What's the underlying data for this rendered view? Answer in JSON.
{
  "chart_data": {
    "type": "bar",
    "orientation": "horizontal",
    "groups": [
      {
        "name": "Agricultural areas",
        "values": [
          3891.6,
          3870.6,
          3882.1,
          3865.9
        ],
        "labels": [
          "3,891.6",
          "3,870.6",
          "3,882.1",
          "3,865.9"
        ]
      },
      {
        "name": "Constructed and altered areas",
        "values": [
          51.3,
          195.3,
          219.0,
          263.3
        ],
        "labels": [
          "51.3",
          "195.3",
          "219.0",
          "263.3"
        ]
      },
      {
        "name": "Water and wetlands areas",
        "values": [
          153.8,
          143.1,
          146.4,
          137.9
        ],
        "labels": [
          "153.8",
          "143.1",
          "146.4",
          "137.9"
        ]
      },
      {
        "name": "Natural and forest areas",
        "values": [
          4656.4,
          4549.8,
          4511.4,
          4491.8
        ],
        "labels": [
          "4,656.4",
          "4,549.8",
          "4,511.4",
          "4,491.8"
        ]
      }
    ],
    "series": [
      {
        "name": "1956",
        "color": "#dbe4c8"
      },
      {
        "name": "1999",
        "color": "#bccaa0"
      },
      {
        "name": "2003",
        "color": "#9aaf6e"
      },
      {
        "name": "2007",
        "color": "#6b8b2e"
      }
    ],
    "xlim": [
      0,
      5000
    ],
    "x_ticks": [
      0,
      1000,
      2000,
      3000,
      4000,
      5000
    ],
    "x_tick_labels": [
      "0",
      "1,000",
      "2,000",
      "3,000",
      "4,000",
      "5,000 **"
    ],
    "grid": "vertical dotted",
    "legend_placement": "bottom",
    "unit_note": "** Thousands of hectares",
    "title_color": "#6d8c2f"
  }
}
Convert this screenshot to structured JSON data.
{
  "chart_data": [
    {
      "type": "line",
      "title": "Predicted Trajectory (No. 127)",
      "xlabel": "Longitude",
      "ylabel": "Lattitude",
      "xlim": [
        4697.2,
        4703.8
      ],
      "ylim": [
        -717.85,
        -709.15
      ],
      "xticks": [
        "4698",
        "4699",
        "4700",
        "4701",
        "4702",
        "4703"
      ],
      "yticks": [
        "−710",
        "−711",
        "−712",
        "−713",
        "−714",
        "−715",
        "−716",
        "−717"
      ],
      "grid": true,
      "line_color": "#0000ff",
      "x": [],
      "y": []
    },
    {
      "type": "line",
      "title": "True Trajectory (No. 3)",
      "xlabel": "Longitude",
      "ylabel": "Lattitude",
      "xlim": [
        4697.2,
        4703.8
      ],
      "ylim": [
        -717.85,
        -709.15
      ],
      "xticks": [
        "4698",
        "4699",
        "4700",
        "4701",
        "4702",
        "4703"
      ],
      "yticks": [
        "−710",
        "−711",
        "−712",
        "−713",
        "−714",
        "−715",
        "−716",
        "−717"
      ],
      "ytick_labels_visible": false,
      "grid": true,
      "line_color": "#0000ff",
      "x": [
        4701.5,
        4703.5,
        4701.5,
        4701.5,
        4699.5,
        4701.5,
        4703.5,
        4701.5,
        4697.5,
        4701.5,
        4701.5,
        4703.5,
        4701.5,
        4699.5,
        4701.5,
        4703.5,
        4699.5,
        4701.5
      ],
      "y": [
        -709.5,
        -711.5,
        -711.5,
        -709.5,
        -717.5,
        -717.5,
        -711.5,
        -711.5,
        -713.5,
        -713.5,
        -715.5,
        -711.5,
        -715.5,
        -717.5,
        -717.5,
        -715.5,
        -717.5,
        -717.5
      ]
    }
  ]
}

Objective -
Reproduce the records in full, exactly as written.

Correct result -
What's the underlying data for this rendered view? Answer in JSON.
{
  "chart_data": {
    "type": "bar",
    "orientation": "horizontal",
    "groups": [
      {
        "name": "Agricultural areas",
        "values": [
          3891.6,
          3870.6,
          3882.1,
          3865.9
        ],
        "labels": [
          "3,891.6",
          "3,870.6",
          "3,882.1",
          "3,865.9"
        ]
      },
      {
        "name": "Constructed and altered areas",
        "values": [
          51.3,
          195.3,
          219.0,
          263.3
        ],
        "labels": [
          "51.3",
          "195.3",
          "219.0",
          "263.3"
        ]
      },
      {
        "name": "Water and wetlands areas",
        "values": [
          153.8,
          143.1,
          146.4,
          137.9
        ],
        "labels": [
          "153.8",
          "143.1",
          "146.4",
          "137.9"
        ]
      },
      {
        "name": "Natural and forest areas",
        "values": [
          4656.4,
          4549.8,
          4511.4,
          4491.8
        ],
        "labels": [
          "4,656.4",
          "4,549.8",
          "4,511.4",
          "4,491.8"
        ]
      }
    ],
    "series": [
      {
        "name": "1956",
        "color": "#dbe4c8"
      },
      {
        "name": "1999",
        "color": "#bccaa0"
      },
      {
        "name": "2003",
        "color": "#9aaf6e"
      },
      {
        "name": "2007",
        "color": "#6b8b2e"
      }
    ],
    "xlim": [
      0,
      5000
    ],
    "x_ticks": [
      0,
      1000,
      2000,
      3000,
      4000,
      5000
    ],
    "x_tick_labels": [
      "0",
      "1,000",
      "2,000",
      "3,000",
      "4,000",
      "5,000 **"
    ],
    "grid": "vertical dotted",
    "legend_placement": "bottom",
    "unit_note": "** Thousands of hectares",
    "title_color": "#6d8c2f"
  }
}
Convert this screenshot to structured JSON data.
{
  "chart_data": [
    {
      "type": "line",
      "title": "Predicted Trajectory (No. 127)",
      "xlabel": "Longitude",
      "ylabel": "Lattitude",
      "xlim": [
        4697.2,
        4703.8
      ],
      "ylim": [
        -717.85,
        -709.15
      ],
      "xticks": [
        "4698",
        "4699",
        "4700",
        "4701",
        "4702",
        "4703"
      ],
      "yticks": [
        "−710",
        "−711",
        "−712",
        "−713",
        "−714",
        "−715",
        "−716",
        "−717"
      ],
      "grid": true,
      "line_color": "#0000ff",
      "x": [],
      "y": []
    },
    {
      "type": "line",
      "title": "True Trajectory (No. 3)",
      "xlabel": "Longitude",
      "ylabel": "Lattitude",
      "xlim": [
        4697.2,
        4703.8
      ],
      "ylim": [
        -717.85,
        -709.15
      ],
      "xticks": [
        "4698",
        "4699",
        "4700",
        "4701",
        "4702",
        "4703"
      ],
      "yticks": [
        "−710",
        "−711",
        "−712",
        "−713",
        "−714",
        "−715",
        "−716",
        "−717"
      ],
      "ytick_labels_visible": false,
      "grid": true,
      "line_color": "#0000ff",
      "x": [
        4701.5,
        4703.5,
        4701.5,
        4701.5,
        4699.5,
        4701.5,
        4703.5,
        4701.5,
        4697.5,
        4701.5,
        4701.5,
        4703.5,
        4701.5,
        4699.5,
        4701.5,
        4703.5,
        4699.5,
        4701.5
      ],
      "y": [
        -709.5,
        -711.5,
        -711.5,
        -709.5,
        -717.5,
        -717.5,
        -711.5,
        -711.5,
        -713.5,
        -713.5,
        -715.5,
        -711.5,
        -715.5,
        -717.5,
        -717.5,
        -715.5,
        -717.5,
        -717.5
      ]
    }
  ]
}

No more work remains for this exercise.